Material supplied:
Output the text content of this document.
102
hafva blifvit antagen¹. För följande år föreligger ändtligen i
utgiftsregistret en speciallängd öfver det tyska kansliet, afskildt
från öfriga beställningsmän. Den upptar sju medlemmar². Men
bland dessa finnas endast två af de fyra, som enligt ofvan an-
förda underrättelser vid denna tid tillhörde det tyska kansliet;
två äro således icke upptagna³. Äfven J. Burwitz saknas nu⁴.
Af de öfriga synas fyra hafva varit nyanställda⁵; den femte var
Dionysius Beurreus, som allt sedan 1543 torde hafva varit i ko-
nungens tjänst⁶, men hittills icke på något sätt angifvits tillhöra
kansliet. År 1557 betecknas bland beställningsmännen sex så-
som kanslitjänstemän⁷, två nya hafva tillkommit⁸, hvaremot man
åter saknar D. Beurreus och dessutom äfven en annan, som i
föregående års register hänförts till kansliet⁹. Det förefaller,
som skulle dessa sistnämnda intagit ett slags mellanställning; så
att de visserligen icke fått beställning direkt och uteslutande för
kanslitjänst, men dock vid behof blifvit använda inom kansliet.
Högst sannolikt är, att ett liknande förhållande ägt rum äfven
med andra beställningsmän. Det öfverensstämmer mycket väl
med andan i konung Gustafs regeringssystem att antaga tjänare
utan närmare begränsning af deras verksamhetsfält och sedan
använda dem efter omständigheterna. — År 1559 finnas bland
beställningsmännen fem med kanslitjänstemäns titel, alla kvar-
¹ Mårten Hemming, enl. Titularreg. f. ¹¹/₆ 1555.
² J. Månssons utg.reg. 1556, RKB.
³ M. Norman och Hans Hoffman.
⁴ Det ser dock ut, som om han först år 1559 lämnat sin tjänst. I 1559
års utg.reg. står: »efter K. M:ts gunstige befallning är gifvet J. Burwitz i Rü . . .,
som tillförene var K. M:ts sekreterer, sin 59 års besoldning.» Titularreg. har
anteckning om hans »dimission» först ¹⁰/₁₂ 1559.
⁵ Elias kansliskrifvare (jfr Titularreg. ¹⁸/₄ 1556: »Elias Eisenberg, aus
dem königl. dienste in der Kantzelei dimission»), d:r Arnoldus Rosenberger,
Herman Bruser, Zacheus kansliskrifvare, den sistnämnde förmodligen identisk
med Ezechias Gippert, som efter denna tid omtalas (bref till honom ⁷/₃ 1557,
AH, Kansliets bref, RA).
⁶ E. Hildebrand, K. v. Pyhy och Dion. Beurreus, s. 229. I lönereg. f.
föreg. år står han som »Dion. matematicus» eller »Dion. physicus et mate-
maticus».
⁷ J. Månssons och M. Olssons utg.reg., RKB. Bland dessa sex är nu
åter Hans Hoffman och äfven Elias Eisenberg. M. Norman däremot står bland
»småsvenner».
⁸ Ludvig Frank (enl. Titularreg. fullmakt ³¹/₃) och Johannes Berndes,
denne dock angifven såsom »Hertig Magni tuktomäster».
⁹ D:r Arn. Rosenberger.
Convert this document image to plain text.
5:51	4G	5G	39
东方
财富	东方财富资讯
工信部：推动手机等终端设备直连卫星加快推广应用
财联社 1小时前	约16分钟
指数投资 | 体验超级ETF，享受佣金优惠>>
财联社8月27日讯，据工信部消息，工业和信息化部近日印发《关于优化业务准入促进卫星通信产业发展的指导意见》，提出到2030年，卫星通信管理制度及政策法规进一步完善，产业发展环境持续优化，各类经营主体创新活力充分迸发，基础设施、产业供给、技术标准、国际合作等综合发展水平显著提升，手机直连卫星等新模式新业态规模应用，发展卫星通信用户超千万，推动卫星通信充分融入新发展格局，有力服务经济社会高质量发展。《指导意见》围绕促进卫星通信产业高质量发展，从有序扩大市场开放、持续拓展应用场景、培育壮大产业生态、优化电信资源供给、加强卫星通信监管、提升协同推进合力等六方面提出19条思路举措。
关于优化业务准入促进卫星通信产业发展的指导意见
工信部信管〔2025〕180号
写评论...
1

Task directions:
Extract, exactly, the lines above that begin at the line containing "Convert this document image to plain text." and end at the final line of the records; add no other text.

Result of this exercise:
Convert this document image to plain text.
5:51	4G	5G	39
东方
财富	东方财富资讯
工信部：推动手机等终端设备直连卫星加快推广应用
财联社 1小时前	约16分钟
指数投资 | 体验超级ETF，享受佣金优惠>>
财联社8月27日讯，据工信部消息，工业和信息化部近日印发《关于优化业务准入促进卫星通信产业发展的指导意见》，提出到2030年，卫星通信管理制度及政策法规进一步完善，产业发展环境持续优化，各类经营主体创新活力充分迸发，基础设施、产业供给、技术标准、国际合作等综合发展水平显著提升，手机直连卫星等新模式新业态规模应用，发展卫星通信用户超千万，推动卫星通信充分融入新发展格局，有力服务经济社会高质量发展。《指导意见》围绕促进卫星通信产业高质量发展，从有序扩大市场开放、持续拓展应用场景、培育壮大产业生态、优化电信资源供给、加强卫星通信监管、提升协同推进合力等六方面提出19条思路举措。
关于优化业务准入促进卫星通信产业发展的指导意见
工信部信管〔2025〕180号
写评论...
1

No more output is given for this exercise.